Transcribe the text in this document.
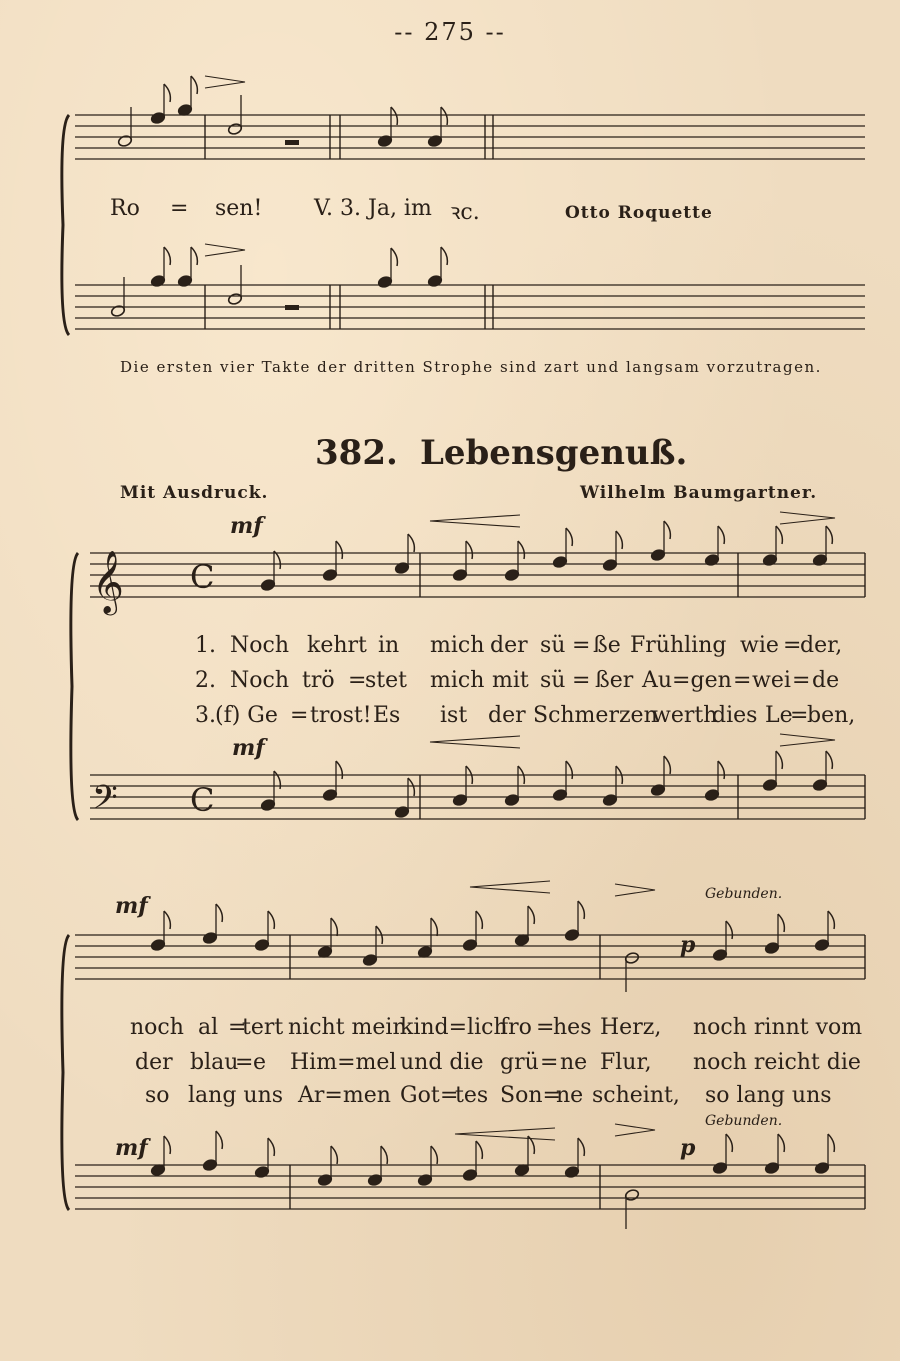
-- 275 --
Ro = sen! V. 3. Ja, im ꝛc.	Otto Roquette
Die ersten vier Takte der dritten Strophe sind zart und langsam vorzutragen.
382. Lebensgenuß.
Mit Ausdruck.	Wilhelm Baumgartner.
mf
mf
1.
2.
3.
Noch kehrt in mich der sü = ße Frühling wie =
der,
Noch trö =
stet mich mit sü = ßer Au=gen = wei = de
(f) Ge = trost! Es ist der Schmerzen
werth
dies Le
=
ben,
mf
mf
p
p
Gebunden.
Gebunden.
noch al =
tert nicht mein
kind=lich
fro =
hes Herz, noch rinnt vom
der blau
= e Him=mel und die grü = ne Flur, noch reicht die
so lang uns Ar=men Got =
tes Son=
ne scheint, so lang uns
𝄞
𝄢
C
C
-.-.-
Without the pictures, print the records in full, exactly as they appear.

FULL RESPONSE:
Transcribe the text in this document.
-- 275 --
Ro = sen! V. 3. Ja, im ꝛc.	Otto Roquette
Die ersten vier Takte der dritten Strophe sind zart und langsam vorzutragen.
382. Lebensgenuß.
Mit Ausdruck.	Wilhelm Baumgartner.
mf
mf
1.
2.
3.
Noch kehrt in mich der sü = ße Frühling wie =
der,
Noch trö =
stet mich mit sü = ßer Au=gen = wei = de
(f) Ge = trost! Es ist der Schmerzen
werth
dies Le
=
ben,
mf
mf
p
p
Gebunden.
Gebunden.
noch al =
tert nicht mein
kind=lich
fro =
hes Herz, noch rinnt vom
der blau
= e Him=mel und die grü = ne Flur, noch reicht die
so lang uns Ar=men Got =
tes Son=
ne scheint, so lang uns
𝄞
𝄢
C
C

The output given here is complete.